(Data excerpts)
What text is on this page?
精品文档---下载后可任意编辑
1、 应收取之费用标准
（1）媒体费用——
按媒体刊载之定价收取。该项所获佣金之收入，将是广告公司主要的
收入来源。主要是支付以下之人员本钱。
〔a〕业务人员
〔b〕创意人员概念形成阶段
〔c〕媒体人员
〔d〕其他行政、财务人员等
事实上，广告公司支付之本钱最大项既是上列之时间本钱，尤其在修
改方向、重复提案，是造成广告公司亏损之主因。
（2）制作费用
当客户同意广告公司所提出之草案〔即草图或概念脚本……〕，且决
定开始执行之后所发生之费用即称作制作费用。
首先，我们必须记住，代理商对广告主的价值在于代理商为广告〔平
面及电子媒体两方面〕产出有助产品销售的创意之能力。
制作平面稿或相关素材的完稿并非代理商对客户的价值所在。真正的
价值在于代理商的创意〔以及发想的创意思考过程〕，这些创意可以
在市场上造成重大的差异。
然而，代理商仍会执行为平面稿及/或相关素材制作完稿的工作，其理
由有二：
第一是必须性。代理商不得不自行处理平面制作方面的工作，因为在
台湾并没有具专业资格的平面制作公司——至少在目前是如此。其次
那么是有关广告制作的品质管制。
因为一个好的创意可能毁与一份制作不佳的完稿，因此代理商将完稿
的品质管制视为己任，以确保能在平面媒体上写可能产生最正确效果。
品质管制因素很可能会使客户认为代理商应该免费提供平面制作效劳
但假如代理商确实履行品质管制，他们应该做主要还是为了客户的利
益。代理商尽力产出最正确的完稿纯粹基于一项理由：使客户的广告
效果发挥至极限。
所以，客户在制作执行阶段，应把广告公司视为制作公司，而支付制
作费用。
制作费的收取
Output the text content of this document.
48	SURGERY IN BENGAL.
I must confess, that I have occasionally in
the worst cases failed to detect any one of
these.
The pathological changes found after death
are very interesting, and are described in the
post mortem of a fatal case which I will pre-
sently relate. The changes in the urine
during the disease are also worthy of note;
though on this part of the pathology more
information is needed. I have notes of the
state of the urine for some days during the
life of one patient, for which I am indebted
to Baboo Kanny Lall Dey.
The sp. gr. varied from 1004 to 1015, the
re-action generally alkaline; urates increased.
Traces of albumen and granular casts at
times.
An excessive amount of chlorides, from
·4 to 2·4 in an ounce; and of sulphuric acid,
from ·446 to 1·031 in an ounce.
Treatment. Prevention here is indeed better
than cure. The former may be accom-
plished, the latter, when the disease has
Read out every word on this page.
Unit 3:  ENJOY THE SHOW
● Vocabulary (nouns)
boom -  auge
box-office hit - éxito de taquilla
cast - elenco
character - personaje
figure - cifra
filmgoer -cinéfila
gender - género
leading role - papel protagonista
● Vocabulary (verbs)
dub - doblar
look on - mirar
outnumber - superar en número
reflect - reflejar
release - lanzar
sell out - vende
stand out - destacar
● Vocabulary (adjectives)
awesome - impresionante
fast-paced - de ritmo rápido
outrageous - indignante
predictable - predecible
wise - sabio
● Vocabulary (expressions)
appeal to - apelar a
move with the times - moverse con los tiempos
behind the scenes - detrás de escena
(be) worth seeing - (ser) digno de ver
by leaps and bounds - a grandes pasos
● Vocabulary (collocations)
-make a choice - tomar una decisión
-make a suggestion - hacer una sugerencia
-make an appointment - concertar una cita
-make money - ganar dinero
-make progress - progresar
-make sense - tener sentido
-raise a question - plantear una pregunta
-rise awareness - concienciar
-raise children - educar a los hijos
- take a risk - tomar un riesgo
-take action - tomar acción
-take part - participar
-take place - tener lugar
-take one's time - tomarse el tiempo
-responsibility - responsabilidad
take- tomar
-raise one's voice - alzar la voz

Problem to solve:
Write the complete data out, exactly as above.

Problem solution:
What text is on this page?
精品文档---下载后可任意编辑
1、 应收取之费用标准
（1）媒体费用——
按媒体刊载之定价收取。该项所获佣金之收入，将是广告公司主要的
收入来源。主要是支付以下之人员本钱。
〔a〕业务人员
〔b〕创意人员概念形成阶段
〔c〕媒体人员
〔d〕其他行政、财务人员等
事实上，广告公司支付之本钱最大项既是上列之时间本钱，尤其在修
改方向、重复提案，是造成广告公司亏损之主因。
（2）制作费用
当客户同意广告公司所提出之草案〔即草图或概念脚本……〕，且决
定开始执行之后所发生之费用即称作制作费用。
首先，我们必须记住，代理商对广告主的价值在于代理商为广告〔平
面及电子媒体两方面〕产出有助产品销售的创意之能力。
制作平面稿或相关素材的完稿并非代理商对客户的价值所在。真正的
价值在于代理商的创意〔以及发想的创意思考过程〕，这些创意可以
在市场上造成重大的差异。
然而，代理商仍会执行为平面稿及/或相关素材制作完稿的工作，其理
由有二：
第一是必须性。代理商不得不自行处理平面制作方面的工作，因为在
台湾并没有具专业资格的平面制作公司——至少在目前是如此。其次
那么是有关广告制作的品质管制。
因为一个好的创意可能毁与一份制作不佳的完稿，因此代理商将完稿
的品质管制视为己任，以确保能在平面媒体上写可能产生最正确效果。
品质管制因素很可能会使客户认为代理商应该免费提供平面制作效劳
但假如代理商确实履行品质管制，他们应该做主要还是为了客户的利
益。代理商尽力产出最正确的完稿纯粹基于一项理由：使客户的广告
效果发挥至极限。
所以，客户在制作执行阶段，应把广告公司视为制作公司，而支付制
作费用。
制作费的收取
Output the text content of this document.
48	SURGERY IN BENGAL.
I must confess, that I have occasionally in
the worst cases failed to detect any one of
these.
The pathological changes found after death
are very interesting, and are described in the
post mortem of a fatal case which I will pre-
sently relate. The changes in the urine
during the disease are also worthy of note;
though on this part of the pathology more
information is needed. I have notes of the
state of the urine for some days during the
life of one patient, for which I am indebted
to Baboo Kanny Lall Dey.
The sp. gr. varied from 1004 to 1015, the
re-action generally alkaline; urates increased.
Traces of albumen and granular casts at
times.
An excessive amount of chlorides, from
·4 to 2·4 in an ounce; and of sulphuric acid,
from ·446 to 1·031 in an ounce.
Treatment. Prevention here is indeed better
than cure. The former may be accom-
plished, the latter, when the disease has
Read out every word on this page.
Unit 3:  ENJOY THE SHOW
● Vocabulary (nouns)
boom -  auge
box-office hit - éxito de taquilla
cast - elenco
character - personaje
figure - cifra
filmgoer -cinéfila
gender - género
leading role - papel protagonista
● Vocabulary (verbs)
dub - doblar
look on - mirar
outnumber - superar en número
reflect - reflejar
release - lanzar
sell out - vende
stand out - destacar
● Vocabulary (adjectives)
awesome - impresionante
fast-paced - de ritmo rápido
outrageous - indignante
predictable - predecible
wise - sabio
● Vocabulary (expressions)
appeal to - apelar a
move with the times - moverse con los tiempos
behind the scenes - detrás de escena
(be) worth seeing - (ser) digno de ver
by leaps and bounds - a grandes pasos
● Vocabulary (collocations)
-make a choice - tomar una decisión
-make a suggestion - hacer una sugerencia
-make an appointment - concertar una cita
-make money - ganar dinero
-make progress - progresar
-make sense - tener sentido
-raise a question - plantear una pregunta
-rise awareness - concienciar
-raise children - educar a los hijos
- take a risk - tomar un riesgo
-take action - tomar acción
-take part - participar
-take place - tener lugar
-take one's time - tomarse el tiempo
-responsibility - responsabilidad
take- tomar
-raise one's voice - alzar la voz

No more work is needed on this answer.